+++ Exercise data

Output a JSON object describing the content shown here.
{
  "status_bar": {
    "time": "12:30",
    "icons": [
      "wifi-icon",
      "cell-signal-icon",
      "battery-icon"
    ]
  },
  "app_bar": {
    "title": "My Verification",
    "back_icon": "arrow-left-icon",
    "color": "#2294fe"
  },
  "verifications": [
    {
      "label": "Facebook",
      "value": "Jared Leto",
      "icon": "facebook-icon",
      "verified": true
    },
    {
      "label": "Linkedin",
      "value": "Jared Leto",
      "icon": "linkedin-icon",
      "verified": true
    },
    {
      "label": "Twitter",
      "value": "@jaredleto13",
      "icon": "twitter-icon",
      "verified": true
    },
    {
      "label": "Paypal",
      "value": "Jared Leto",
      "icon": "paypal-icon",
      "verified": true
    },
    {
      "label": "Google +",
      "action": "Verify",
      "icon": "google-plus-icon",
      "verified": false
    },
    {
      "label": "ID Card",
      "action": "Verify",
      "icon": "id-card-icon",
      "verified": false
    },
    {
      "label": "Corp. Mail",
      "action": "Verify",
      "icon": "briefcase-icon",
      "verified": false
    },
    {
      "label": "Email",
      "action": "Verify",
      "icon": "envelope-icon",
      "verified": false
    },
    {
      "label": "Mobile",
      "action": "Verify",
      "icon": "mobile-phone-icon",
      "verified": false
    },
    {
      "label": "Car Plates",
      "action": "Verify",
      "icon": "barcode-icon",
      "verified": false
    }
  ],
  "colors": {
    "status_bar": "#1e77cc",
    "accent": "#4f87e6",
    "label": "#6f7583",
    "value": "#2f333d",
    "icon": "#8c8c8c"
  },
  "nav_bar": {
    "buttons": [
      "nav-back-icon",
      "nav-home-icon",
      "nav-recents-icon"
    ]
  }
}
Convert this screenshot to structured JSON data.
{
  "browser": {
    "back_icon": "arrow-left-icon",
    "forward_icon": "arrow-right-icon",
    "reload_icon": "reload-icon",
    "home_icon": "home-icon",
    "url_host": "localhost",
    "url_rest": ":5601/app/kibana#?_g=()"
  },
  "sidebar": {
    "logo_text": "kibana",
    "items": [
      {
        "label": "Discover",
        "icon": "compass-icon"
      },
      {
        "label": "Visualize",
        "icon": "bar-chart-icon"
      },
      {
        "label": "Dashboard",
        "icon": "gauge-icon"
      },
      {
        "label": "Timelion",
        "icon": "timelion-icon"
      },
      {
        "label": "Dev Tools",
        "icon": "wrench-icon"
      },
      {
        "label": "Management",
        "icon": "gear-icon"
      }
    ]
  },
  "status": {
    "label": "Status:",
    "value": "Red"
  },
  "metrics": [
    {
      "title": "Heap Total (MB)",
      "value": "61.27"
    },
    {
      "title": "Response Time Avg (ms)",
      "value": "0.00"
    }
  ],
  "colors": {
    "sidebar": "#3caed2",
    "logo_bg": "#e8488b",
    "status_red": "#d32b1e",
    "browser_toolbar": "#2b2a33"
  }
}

++++++

> **Exercise**:
Please set down the whole listing above without altering a single line.

> **Response to this exercise**:
Output a JSON object describing the content shown here.
{
  "status_bar": {
    "time": "12:30",
    "icons": [
      "wifi-icon",
      "cell-signal-icon",
      "battery-icon"
    ]
  },
  "app_bar": {
    "title": "My Verification",
    "back_icon": "arrow-left-icon",
    "color": "#2294fe"
  },
  "verifications": [
    {
      "label": "Facebook",
      "value": "Jared Leto",
      "icon": "facebook-icon",
      "verified": true
    },
    {
      "label": "Linkedin",
      "value": "Jared Leto",
      "icon": "linkedin-icon",
      "verified": true
    },
    {
      "label": "Twitter",
      "value": "@jaredleto13",
      "icon": "twitter-icon",
      "verified": true
    },
    {
      "label": "Paypal",
      "value": "Jared Leto",
      "icon": "paypal-icon",
      "verified": true
    },
    {
      "label": "Google +",
      "action": "Verify",
      "icon": "google-plus-icon",
      "verified": false
    },
    {
      "label": "ID Card",
      "action": "Verify",
      "icon": "id-card-icon",
      "verified": false
    },
    {
      "label": "Corp. Mail",
      "action": "Verify",
      "icon": "briefcase-icon",
      "verified": false
    },
    {
      "label": "Email",
      "action": "Verify",
      "icon": "envelope-icon",
      "verified": false
    },
    {
      "label": "Mobile",
      "action": "Verify",
      "icon": "mobile-phone-icon",
      "verified": false
    },
    {
      "label": "Car Plates",
      "action": "Verify",
      "icon": "barcode-icon",
      "verified": false
    }
  ],
  "colors": {
    "status_bar": "#1e77cc",
    "accent": "#4f87e6",
    "label": "#6f7583",
    "value": "#2f333d",
    "icon": "#8c8c8c"
  },
  "nav_bar": {
    "buttons": [
      "nav-back-icon",
      "nav-home-icon",
      "nav-recents-icon"
    ]
  }
}
Convert this screenshot to structured JSON data.
{
  "browser": {
    "back_icon": "arrow-left-icon",
    "forward_icon": "arrow-right-icon",
    "reload_icon": "reload-icon",
    "home_icon": "home-icon",
    "url_host": "localhost",
    "url_rest": ":5601/app/kibana#?_g=()"
  },
  "sidebar": {
    "logo_text": "kibana",
    "items": [
      {
        "label": "Discover",
        "icon": "compass-icon"
      },
      {
        "label": "Visualize",
        "icon": "bar-chart-icon"
      },
      {
        "label": "Dashboard",
        "icon": "gauge-icon"
      },
      {
        "label": "Timelion",
        "icon": "timelion-icon"
      },
      {
        "label": "Dev Tools",
        "icon": "wrench-icon"
      },
      {
        "label": "Management",
        "icon": "gear-icon"
      }
    ]
  },
  "status": {
    "label": "Status:",
    "value": "Red"
  },
  "metrics": [
    {
      "title": "Heap Total (MB)",
      "value": "61.27"
    },
    {
      "title": "Response Time Avg (ms)",
      "value": "0.00"
    }
  ],
  "colors": {
    "sidebar": "#3caed2",
    "logo_bg": "#e8488b",
    "status_red": "#d32b1e",
    "browser_toolbar": "#2b2a33"
  }
}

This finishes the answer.